[Dataset records]
----------

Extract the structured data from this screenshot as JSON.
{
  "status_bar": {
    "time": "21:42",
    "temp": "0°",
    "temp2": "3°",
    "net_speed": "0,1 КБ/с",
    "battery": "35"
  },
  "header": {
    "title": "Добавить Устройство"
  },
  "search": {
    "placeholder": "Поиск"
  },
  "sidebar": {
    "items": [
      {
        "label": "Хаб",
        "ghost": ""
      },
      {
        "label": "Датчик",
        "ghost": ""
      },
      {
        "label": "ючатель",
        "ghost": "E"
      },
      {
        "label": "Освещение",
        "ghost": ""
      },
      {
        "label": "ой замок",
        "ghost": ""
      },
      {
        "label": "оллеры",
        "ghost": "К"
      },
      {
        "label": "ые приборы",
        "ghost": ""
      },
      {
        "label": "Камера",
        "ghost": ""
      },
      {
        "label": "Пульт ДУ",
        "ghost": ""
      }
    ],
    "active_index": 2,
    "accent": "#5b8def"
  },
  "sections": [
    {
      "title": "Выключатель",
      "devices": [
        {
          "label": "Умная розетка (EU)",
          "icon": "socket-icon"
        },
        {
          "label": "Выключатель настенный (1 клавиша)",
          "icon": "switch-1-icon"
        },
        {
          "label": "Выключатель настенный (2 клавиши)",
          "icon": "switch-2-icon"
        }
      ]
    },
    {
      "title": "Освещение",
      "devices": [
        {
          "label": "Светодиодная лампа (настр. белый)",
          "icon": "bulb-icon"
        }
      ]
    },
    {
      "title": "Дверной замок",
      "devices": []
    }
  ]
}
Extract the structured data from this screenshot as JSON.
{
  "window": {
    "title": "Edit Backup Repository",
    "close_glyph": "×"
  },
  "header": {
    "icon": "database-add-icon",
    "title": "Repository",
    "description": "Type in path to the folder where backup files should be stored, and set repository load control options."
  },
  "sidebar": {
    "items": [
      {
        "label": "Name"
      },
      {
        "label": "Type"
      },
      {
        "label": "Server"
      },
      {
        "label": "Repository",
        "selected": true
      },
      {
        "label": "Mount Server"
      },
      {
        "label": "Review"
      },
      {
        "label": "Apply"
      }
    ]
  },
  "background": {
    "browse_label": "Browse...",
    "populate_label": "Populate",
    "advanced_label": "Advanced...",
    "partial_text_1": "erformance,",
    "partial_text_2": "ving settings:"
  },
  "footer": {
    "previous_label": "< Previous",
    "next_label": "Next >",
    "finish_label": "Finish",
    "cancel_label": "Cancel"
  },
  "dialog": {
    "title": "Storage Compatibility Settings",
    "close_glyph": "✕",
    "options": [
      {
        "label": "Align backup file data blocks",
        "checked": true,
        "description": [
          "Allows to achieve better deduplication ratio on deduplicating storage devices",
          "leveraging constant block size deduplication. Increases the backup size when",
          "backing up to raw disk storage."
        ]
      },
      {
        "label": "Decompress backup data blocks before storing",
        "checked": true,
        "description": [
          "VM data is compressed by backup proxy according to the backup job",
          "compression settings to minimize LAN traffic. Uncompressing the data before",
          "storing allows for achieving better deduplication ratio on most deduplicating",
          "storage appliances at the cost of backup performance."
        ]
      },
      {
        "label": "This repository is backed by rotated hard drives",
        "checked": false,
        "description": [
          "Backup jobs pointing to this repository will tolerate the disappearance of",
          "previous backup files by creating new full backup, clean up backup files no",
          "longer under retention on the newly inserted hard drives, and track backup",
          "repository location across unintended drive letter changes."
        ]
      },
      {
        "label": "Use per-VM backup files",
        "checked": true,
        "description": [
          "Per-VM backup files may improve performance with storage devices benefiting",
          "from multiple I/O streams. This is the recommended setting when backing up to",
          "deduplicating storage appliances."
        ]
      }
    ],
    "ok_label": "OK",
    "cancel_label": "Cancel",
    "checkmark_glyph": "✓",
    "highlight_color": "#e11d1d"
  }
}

----------

• DIRECTIVE
Return all of the entries exactly as they were supplied.

• TASK ANSWER
Extract the structured data from this screenshot as JSON.
{
  "status_bar": {
    "time": "21:42",
    "temp": "0°",
    "temp2": "3°",
    "net_speed": "0,1 КБ/с",
    "battery": "35"
  },
  "header": {
    "title": "Добавить Устройство"
  },
  "search": {
    "placeholder": "Поиск"
  },
  "sidebar": {
    "items": [
      {
        "label": "Хаб",
        "ghost": ""
      },
      {
        "label": "Датчик",
        "ghost": ""
      },
      {
        "label": "ючатель",
        "ghost": "E"
      },
      {
        "label": "Освещение",
        "ghost": ""
      },
      {
        "label": "ой замок",
        "ghost": ""
      },
      {
        "label": "оллеры",
        "ghost": "К"
      },
      {
        "label": "ые приборы",
        "ghost": ""
      },
      {
        "label": "Камера",
        "ghost": ""
      },
      {
        "label": "Пульт ДУ",
        "ghost": ""
      }
    ],
    "active_index": 2,
    "accent": "#5b8def"
  },
  "sections": [
    {
      "title": "Выключатель",
      "devices": [
        {
          "label": "Умная розетка (EU)",
          "icon": "socket-icon"
        },
        {
          "label": "Выключатель настенный (1 клавиша)",
          "icon": "switch-1-icon"
        },
        {
          "label": "Выключатель настенный (2 клавиши)",
          "icon": "switch-2-icon"
        }
      ]
    },
    {
      "title": "Освещение",
      "devices": [
        {
          "label": "Светодиодная лампа (настр. белый)",
          "icon": "bulb-icon"
        }
      ]
    },
    {
      "title": "Дверной замок",
      "devices": []
    }
  ]
}
Extract the structured data from this screenshot as JSON.
{
  "window": {
    "title": "Edit Backup Repository",
    "close_glyph": "×"
  },
  "header": {
    "icon": "database-add-icon",
    "title": "Repository",
    "description": "Type in path to the folder where backup files should be stored, and set repository load control options."
  },
  "sidebar": {
    "items": [
      {
        "label": "Name"
      },
      {
        "label": "Type"
      },
      {
        "label": "Server"
      },
      {
        "label": "Repository",
        "selected": true
      },
      {
        "label": "Mount Server"
      },
      {
        "label": "Review"
      },
      {
        "label": "Apply"
      }
    ]
  },
  "background": {
    "browse_label": "Browse...",
    "populate_label": "Populate",
    "advanced_label": "Advanced...",
    "partial_text_1": "erformance,",
    "partial_text_2": "ving settings:"
  },
  "footer": {
    "previous_label": "< Previous",
    "next_label": "Next >",
    "finish_label": "Finish",
    "cancel_label": "Cancel"
  },
  "dialog": {
    "title": "Storage Compatibility Settings",
    "close_glyph": "✕",
    "options": [
      {
        "label": "Align backup file data blocks",
        "checked": true,
        "description": [
          "Allows to achieve better deduplication ratio on deduplicating storage devices",
          "leveraging constant block size deduplication. Increases the backup size when",
          "backing up to raw disk storage."
        ]
      },
      {
        "label": "Decompress backup data blocks before storing",
        "checked": true,
        "description": [
          "VM data is compressed by backup proxy according to the backup job",
          "compression settings to minimize LAN traffic. Uncompressing the data before",
          "storing allows for achieving better deduplication ratio on most deduplicating",
          "storage appliances at the cost of backup performance."
        ]
      },
      {
        "label": "This repository is backed by rotated hard drives",
        "checked": false,
        "description": [
          "Backup jobs pointing to this repository will tolerate the disappearance of",
          "previous backup files by creating new full backup, clean up backup files no",
          "longer under retention on the newly inserted hard drives, and track backup",
          "repository location across unintended drive letter changes."
        ]
      },
      {
        "label": "Use per-VM backup files",
        "checked": true,
        "description": [
          "Per-VM backup files may improve performance with storage devices benefiting",
          "from multiple I/O streams. This is the recommended setting when backing up to",
          "deduplicating storage appliances."
        ]
      }
    ],
    "ok_label": "OK",
    "cancel_label": "Cancel",
    "checkmark_glyph": "✓",
    "highlight_color": "#e11d1d"
  }
}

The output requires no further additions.